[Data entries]
|---|

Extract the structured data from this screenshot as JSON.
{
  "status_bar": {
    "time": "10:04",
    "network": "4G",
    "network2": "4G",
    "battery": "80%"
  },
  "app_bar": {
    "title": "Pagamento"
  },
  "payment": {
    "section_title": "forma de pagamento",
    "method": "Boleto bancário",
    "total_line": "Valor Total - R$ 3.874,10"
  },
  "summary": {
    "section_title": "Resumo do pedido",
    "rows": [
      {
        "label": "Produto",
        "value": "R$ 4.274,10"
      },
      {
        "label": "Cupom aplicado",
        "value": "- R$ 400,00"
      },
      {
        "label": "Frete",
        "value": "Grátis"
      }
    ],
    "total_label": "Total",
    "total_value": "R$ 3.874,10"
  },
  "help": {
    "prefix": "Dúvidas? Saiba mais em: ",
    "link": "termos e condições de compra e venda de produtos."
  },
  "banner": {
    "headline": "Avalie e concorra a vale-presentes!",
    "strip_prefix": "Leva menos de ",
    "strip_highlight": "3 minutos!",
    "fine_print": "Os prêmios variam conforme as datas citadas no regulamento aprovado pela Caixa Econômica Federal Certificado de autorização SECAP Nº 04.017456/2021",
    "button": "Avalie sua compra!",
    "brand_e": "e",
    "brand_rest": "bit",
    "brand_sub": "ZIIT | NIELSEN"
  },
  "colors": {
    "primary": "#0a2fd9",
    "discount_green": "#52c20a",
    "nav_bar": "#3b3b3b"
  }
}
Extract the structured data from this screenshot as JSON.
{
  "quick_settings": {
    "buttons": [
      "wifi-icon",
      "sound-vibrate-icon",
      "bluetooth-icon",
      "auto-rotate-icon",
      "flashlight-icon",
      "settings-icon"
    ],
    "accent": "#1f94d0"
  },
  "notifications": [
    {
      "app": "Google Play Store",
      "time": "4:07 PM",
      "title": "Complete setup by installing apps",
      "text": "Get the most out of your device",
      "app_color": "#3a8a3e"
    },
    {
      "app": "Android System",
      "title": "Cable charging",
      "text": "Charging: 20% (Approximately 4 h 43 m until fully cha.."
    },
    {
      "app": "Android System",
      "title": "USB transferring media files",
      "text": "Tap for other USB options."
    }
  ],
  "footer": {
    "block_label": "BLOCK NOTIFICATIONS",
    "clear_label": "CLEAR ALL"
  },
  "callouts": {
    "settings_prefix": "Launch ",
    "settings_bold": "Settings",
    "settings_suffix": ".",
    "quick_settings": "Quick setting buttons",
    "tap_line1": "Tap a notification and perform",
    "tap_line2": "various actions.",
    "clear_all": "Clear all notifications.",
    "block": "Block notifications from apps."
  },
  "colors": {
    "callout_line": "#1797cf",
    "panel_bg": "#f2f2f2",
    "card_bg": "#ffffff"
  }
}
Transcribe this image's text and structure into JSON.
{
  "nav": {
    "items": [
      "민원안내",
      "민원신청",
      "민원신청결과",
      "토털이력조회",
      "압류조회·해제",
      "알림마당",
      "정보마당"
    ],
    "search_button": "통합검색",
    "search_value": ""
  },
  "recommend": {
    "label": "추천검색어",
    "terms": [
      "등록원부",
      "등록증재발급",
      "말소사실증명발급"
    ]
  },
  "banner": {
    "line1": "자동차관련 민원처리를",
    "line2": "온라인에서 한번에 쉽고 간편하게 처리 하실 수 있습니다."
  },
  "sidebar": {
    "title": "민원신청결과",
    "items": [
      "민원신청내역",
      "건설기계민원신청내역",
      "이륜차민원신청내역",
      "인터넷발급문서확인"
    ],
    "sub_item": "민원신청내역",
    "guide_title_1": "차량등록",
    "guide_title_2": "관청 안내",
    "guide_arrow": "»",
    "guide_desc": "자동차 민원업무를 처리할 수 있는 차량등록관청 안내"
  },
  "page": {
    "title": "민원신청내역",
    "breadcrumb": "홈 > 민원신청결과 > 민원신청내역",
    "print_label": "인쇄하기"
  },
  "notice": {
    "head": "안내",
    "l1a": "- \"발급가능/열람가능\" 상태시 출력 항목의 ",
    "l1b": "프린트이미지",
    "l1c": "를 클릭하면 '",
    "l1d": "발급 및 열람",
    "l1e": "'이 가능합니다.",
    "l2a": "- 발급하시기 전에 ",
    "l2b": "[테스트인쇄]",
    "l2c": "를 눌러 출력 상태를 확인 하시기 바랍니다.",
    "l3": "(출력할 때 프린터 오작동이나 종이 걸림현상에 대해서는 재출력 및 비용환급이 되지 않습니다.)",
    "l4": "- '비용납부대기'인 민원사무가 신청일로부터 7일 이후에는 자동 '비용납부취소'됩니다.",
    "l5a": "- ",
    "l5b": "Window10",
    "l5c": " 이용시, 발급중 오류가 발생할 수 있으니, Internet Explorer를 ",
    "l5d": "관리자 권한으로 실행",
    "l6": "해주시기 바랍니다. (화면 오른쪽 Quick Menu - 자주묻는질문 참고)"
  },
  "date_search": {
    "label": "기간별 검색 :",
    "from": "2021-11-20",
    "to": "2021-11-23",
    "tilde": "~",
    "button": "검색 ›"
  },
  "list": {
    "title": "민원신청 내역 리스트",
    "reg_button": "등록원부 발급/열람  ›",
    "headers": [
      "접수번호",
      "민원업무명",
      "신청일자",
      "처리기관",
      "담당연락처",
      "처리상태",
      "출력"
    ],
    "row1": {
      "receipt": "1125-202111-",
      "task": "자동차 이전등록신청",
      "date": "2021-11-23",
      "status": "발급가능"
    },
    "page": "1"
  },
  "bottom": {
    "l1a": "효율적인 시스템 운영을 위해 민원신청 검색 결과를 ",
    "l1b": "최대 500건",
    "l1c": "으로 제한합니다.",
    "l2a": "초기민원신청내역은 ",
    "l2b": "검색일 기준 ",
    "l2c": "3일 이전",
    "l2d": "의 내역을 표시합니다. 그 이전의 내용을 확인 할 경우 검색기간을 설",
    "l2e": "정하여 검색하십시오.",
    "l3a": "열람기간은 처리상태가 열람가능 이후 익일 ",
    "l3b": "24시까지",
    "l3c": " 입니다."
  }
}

|---|

▶ _Exercise task_
Report how many lines include the word "Avalie". Give nothing but the number.

▶ _Full output_
2